Instructions for the task
Go through the records and copy each line where the word "then" occurs.

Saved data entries
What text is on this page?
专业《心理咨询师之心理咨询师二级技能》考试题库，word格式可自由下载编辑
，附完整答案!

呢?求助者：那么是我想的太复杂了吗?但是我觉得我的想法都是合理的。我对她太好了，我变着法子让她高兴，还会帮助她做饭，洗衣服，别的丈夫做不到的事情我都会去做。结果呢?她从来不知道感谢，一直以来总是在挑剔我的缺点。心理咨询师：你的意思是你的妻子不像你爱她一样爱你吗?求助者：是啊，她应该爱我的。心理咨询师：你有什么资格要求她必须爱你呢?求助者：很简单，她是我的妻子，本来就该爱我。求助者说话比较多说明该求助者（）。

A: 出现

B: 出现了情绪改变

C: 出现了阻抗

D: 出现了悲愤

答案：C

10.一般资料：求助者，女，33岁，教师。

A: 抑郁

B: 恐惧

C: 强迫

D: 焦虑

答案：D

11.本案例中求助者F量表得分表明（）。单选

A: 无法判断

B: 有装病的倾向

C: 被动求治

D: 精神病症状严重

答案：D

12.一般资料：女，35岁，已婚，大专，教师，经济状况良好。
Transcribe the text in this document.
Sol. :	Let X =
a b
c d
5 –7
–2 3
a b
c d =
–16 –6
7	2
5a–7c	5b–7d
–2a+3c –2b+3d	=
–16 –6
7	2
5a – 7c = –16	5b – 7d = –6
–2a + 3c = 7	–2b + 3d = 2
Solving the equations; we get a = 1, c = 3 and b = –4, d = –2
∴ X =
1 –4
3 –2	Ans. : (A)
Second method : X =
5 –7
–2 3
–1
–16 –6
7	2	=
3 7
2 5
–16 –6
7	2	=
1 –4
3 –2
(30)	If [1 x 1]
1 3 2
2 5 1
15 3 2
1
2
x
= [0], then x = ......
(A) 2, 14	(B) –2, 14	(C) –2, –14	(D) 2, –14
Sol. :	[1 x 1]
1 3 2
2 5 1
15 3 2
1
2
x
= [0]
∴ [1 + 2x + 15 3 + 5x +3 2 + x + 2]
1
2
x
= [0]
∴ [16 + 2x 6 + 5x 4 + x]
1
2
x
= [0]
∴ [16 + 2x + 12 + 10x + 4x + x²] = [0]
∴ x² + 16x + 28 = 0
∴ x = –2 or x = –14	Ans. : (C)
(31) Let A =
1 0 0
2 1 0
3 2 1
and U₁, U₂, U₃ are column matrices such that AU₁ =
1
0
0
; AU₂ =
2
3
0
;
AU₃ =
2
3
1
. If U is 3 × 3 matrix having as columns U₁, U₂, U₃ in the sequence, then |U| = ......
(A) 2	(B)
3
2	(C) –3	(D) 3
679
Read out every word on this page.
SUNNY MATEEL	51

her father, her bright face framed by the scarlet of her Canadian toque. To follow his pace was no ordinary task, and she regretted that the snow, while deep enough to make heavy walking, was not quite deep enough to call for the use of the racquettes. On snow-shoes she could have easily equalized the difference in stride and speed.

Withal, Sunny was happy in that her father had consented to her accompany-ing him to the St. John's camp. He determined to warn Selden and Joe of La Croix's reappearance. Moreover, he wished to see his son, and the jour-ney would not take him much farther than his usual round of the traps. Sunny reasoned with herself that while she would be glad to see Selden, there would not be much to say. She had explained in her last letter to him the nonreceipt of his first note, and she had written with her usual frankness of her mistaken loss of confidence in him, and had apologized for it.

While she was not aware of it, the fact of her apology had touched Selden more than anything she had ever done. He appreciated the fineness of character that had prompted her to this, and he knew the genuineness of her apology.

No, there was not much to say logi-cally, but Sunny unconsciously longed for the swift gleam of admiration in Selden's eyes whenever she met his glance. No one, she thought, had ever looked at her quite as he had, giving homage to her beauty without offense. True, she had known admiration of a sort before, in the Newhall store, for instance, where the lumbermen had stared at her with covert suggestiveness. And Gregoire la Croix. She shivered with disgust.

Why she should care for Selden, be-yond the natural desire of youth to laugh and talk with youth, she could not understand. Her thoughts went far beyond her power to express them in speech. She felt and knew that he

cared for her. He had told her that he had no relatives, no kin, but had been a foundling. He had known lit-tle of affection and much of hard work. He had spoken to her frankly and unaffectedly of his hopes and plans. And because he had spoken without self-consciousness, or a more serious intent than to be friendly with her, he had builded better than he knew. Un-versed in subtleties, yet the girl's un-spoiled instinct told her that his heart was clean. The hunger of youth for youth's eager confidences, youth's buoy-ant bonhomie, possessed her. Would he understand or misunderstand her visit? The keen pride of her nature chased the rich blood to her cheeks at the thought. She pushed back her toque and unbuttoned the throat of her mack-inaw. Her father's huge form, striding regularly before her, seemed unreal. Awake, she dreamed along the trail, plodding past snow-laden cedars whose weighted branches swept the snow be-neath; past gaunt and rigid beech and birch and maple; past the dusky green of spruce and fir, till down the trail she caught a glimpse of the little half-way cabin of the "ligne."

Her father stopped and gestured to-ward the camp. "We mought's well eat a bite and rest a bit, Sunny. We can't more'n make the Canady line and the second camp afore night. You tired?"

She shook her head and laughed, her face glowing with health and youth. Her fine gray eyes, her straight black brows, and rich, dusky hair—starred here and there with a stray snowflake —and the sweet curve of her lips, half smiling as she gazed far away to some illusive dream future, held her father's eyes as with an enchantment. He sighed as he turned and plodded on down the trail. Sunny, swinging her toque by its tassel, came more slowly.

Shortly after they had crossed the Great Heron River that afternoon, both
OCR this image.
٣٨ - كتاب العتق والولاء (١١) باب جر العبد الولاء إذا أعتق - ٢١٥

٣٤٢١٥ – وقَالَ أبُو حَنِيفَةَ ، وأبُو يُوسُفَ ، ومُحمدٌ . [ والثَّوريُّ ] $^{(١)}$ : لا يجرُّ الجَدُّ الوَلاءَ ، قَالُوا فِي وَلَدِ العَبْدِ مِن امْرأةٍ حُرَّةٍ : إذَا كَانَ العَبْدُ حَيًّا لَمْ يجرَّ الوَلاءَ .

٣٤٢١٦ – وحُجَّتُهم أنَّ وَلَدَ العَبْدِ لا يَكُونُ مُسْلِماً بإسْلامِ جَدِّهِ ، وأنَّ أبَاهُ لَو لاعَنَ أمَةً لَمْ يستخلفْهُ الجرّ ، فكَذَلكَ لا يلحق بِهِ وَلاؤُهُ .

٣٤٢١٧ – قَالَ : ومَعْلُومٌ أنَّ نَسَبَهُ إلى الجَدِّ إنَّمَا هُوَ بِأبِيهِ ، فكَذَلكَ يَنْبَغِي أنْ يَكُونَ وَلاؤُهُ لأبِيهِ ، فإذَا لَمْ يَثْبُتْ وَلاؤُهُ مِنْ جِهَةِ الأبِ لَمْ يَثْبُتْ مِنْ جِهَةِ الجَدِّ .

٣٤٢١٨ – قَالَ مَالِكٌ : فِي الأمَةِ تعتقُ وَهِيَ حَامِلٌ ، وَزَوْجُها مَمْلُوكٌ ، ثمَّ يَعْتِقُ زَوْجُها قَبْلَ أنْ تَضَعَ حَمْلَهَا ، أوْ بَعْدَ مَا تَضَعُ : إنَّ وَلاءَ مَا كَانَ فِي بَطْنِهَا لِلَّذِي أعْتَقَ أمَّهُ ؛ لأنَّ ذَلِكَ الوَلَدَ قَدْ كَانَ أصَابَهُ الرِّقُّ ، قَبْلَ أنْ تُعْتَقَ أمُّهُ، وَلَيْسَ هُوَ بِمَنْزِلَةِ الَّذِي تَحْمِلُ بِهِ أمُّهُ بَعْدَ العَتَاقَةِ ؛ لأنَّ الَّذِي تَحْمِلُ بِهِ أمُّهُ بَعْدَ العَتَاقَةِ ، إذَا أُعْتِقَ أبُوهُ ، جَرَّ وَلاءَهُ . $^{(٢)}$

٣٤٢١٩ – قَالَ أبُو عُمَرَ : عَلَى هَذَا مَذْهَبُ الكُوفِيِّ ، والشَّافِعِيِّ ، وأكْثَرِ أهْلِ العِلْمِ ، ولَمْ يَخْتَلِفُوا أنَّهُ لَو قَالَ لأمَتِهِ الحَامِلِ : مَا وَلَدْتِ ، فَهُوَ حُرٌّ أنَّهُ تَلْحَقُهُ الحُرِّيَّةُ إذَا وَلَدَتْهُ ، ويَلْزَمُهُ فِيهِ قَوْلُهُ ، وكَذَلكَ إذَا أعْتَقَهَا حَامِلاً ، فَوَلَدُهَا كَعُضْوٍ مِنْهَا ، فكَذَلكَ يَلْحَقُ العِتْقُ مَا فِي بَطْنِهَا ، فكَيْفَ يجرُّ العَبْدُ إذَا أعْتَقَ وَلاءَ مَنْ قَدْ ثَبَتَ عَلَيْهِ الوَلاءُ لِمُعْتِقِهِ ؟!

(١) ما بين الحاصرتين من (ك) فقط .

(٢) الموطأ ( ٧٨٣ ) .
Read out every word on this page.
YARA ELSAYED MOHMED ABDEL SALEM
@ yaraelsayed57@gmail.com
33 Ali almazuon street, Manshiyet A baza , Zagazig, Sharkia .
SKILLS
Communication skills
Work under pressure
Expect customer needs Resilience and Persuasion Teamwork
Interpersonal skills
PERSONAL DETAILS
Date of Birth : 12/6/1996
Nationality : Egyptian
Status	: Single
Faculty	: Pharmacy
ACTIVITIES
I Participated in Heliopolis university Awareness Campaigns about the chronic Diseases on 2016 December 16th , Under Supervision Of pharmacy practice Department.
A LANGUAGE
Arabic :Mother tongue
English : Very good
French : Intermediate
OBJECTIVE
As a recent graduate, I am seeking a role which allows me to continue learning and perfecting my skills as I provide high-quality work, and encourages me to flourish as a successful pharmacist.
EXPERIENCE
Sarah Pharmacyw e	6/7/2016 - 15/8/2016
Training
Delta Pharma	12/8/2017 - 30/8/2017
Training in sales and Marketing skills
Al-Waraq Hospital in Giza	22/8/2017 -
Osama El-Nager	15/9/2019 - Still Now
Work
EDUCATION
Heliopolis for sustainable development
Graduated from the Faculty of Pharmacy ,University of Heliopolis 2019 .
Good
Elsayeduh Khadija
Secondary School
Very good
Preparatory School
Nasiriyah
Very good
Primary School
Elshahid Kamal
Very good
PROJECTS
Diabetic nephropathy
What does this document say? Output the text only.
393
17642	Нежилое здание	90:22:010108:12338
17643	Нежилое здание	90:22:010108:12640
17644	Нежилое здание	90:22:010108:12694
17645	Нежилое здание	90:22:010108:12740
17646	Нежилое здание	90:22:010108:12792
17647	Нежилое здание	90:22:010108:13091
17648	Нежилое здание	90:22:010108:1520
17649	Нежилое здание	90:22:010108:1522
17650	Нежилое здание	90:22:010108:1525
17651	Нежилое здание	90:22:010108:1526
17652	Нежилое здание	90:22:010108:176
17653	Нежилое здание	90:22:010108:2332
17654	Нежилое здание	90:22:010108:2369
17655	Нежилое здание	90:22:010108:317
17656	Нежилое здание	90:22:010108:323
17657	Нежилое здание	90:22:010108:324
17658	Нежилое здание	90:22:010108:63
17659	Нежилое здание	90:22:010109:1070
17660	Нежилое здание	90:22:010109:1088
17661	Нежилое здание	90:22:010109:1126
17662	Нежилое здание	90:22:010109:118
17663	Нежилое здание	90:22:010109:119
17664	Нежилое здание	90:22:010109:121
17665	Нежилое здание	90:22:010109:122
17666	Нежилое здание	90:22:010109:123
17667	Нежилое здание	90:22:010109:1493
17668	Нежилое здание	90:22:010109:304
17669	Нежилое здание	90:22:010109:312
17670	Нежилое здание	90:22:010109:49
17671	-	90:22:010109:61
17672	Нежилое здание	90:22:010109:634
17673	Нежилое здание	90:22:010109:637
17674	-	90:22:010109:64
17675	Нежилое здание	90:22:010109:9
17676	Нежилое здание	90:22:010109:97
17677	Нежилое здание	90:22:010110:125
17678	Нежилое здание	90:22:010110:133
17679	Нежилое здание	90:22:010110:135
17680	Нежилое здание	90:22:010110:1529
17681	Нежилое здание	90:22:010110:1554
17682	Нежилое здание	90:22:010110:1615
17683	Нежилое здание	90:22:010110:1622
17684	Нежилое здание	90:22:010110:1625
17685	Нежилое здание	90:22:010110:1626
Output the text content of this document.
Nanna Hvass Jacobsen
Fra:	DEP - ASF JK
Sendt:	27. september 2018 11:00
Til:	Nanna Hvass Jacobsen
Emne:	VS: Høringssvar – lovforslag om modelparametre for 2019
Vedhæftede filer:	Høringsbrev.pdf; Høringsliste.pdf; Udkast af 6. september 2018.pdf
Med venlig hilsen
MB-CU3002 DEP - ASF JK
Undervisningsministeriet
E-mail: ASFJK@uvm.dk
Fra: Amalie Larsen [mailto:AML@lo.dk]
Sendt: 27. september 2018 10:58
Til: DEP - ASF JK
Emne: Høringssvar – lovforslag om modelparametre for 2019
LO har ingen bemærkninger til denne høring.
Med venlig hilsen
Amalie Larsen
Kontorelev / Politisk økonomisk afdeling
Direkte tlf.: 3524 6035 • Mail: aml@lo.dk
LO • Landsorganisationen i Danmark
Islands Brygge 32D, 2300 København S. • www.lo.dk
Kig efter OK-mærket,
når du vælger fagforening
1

Task response
= [0], then x = ......
. If U is 3 × 3 matrix having as columns U₁, U₂, U₃ in the sequence, then |U| = ......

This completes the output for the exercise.